** Start of Provided data **

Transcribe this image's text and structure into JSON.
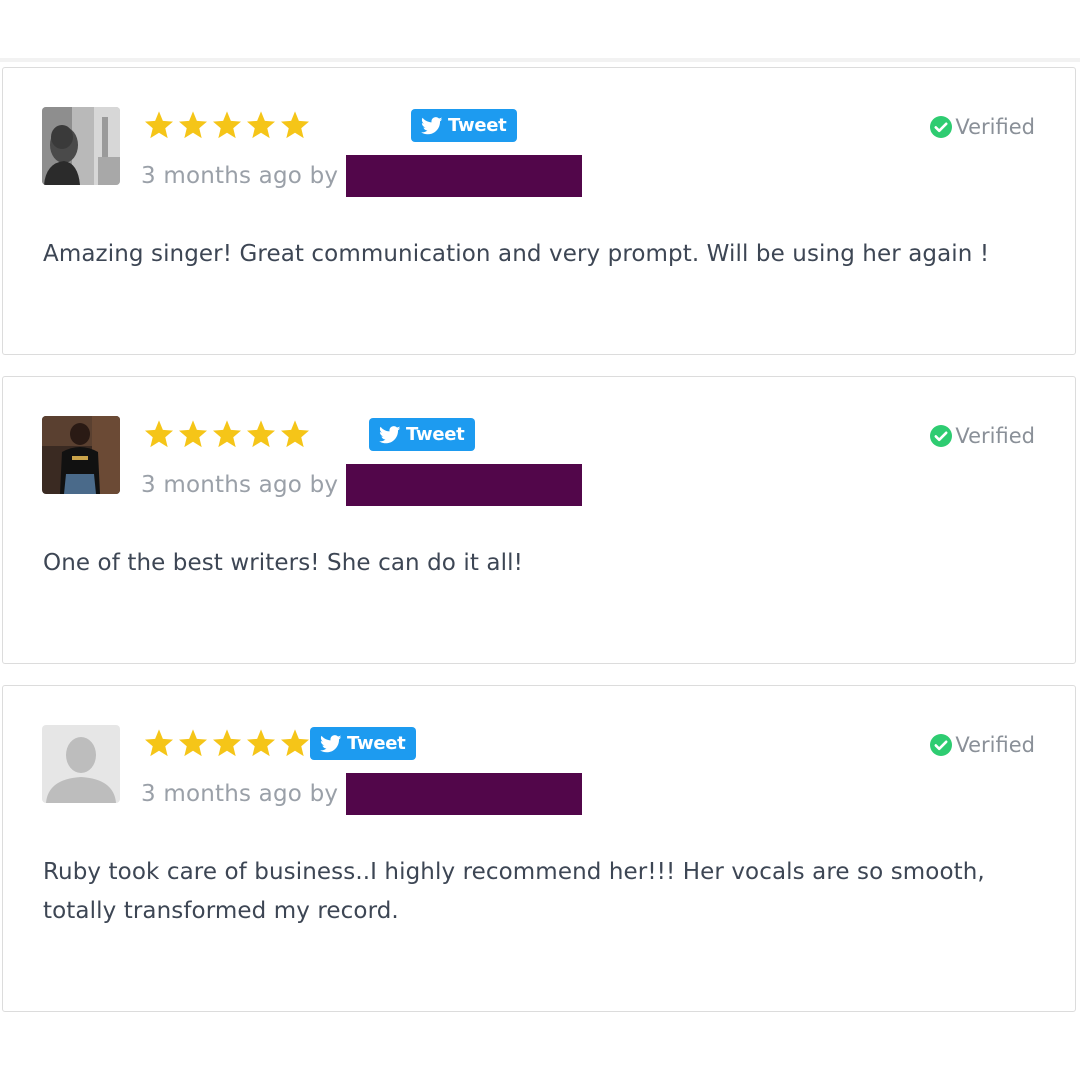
{
  "colors": {
    "star": "#f5c518",
    "tweet": "#1d9bf0",
    "verified": "#2ecc71",
    "redaction": "#52064a"
  },
  "reviews": [
    {
      "avatar": "bald-man-photo",
      "rating": 5,
      "tweet_label": "Tweet",
      "time": "3 months ago by",
      "verified_label": "Verified",
      "text": "Amazing singer! Great communication and very prompt. Will be using her again !"
    },
    {
      "avatar": "man-black-shirt-photo",
      "rating": 5,
      "tweet_label": "Tweet",
      "time": "3 months ago by",
      "verified_label": "Verified",
      "text": "One of the best writers! She can do it all!"
    },
    {
      "avatar": "default-user-silhouette",
      "rating": 5,
      "tweet_label": "Tweet",
      "time": "3 months ago by",
      "verified_label": "Verified",
      "text": "Ruby took care of business..I highly recommend her!!! Her vocals are so smooth, totally transformed my record."
    }
  ]
}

** End of Provided data **

| Given exercise |
Pull out and copy each line containing the string "photo".

| Exercise output |
      "avatar": "bald-man-photo",
      "avatar": "man-black-shirt-photo",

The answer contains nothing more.